▸ Task statement: Isolate every line in the data with the string "right" and copy it.

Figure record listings

* Begin *

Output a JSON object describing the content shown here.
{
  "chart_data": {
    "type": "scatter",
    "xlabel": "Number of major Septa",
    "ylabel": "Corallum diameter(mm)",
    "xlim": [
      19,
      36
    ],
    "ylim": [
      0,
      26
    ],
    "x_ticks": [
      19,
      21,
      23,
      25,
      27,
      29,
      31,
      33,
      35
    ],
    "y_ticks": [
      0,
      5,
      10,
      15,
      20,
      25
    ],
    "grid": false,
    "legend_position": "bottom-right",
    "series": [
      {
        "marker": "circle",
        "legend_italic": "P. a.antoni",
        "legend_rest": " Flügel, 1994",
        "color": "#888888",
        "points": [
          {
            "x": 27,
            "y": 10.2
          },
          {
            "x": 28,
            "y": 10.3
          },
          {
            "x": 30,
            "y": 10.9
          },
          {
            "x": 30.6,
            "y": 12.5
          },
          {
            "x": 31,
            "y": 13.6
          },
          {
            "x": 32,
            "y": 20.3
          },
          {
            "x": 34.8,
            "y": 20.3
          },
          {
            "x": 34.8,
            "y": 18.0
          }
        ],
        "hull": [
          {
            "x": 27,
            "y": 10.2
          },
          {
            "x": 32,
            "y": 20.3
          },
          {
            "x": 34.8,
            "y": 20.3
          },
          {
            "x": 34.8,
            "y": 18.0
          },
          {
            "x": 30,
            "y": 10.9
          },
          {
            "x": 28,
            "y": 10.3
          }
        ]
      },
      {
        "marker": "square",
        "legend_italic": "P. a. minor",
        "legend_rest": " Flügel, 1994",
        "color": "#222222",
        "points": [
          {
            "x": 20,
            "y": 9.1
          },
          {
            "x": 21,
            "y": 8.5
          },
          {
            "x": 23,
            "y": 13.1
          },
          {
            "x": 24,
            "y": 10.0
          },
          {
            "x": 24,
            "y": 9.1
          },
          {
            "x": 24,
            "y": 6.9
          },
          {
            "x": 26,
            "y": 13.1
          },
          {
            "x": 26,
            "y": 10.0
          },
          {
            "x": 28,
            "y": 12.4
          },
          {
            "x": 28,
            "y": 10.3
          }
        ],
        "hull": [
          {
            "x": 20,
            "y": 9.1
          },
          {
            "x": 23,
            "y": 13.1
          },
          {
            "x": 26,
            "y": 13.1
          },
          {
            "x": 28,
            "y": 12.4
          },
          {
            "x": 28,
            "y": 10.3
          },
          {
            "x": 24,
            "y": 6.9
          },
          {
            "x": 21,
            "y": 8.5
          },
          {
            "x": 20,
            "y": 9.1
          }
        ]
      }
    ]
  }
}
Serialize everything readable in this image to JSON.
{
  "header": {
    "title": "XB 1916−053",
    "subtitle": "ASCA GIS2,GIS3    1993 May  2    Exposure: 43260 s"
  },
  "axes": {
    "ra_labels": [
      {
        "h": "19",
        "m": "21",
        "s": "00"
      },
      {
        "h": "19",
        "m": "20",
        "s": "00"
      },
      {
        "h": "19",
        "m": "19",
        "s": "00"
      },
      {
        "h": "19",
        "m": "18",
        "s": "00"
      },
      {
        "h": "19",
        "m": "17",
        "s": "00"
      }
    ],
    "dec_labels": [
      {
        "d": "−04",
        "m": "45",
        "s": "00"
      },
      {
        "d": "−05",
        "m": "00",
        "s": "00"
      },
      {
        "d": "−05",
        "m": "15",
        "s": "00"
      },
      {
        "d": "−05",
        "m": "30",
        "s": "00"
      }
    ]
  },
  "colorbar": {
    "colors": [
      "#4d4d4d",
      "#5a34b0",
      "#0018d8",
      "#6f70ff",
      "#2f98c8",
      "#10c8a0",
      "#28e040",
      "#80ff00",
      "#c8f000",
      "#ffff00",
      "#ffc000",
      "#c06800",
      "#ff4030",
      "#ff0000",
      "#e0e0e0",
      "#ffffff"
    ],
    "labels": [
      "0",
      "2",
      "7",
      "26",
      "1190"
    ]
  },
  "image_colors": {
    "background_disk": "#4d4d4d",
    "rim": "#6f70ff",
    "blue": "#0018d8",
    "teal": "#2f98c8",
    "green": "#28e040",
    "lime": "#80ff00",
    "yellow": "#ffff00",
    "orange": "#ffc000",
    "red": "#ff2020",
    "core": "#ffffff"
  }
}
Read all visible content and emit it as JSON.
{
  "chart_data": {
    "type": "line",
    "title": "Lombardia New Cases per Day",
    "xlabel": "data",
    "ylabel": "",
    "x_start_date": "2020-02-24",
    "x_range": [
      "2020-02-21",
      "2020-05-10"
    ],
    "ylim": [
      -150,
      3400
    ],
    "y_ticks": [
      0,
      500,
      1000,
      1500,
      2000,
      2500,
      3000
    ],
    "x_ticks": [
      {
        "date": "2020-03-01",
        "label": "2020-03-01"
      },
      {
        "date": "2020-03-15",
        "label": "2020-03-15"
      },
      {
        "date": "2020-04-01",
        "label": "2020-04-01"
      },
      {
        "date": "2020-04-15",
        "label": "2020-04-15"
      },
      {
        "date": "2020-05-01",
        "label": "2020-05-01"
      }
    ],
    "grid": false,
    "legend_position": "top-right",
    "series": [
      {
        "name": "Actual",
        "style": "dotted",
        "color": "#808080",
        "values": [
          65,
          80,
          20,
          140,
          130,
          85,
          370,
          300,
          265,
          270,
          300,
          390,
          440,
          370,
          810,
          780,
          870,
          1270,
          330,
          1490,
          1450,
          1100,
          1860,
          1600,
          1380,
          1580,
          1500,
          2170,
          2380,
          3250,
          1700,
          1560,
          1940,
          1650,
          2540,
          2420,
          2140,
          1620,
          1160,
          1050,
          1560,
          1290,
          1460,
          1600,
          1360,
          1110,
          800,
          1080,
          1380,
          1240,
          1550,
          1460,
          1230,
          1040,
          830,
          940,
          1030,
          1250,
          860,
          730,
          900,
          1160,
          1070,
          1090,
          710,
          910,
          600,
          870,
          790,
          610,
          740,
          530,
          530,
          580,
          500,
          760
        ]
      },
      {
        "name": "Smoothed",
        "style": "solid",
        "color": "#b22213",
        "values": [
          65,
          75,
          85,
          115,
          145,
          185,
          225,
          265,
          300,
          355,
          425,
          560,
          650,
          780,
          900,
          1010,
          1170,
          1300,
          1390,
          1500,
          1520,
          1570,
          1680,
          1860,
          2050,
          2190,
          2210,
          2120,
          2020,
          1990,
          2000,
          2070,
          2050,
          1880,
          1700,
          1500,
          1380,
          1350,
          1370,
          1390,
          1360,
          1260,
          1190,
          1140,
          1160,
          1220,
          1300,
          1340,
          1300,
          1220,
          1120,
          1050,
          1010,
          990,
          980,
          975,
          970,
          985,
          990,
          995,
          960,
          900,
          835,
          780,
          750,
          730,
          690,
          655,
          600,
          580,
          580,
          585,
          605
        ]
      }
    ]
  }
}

* End *

▸ Written answer:
    "legend_position": "bottom-right",
    "legend_position": "top-right",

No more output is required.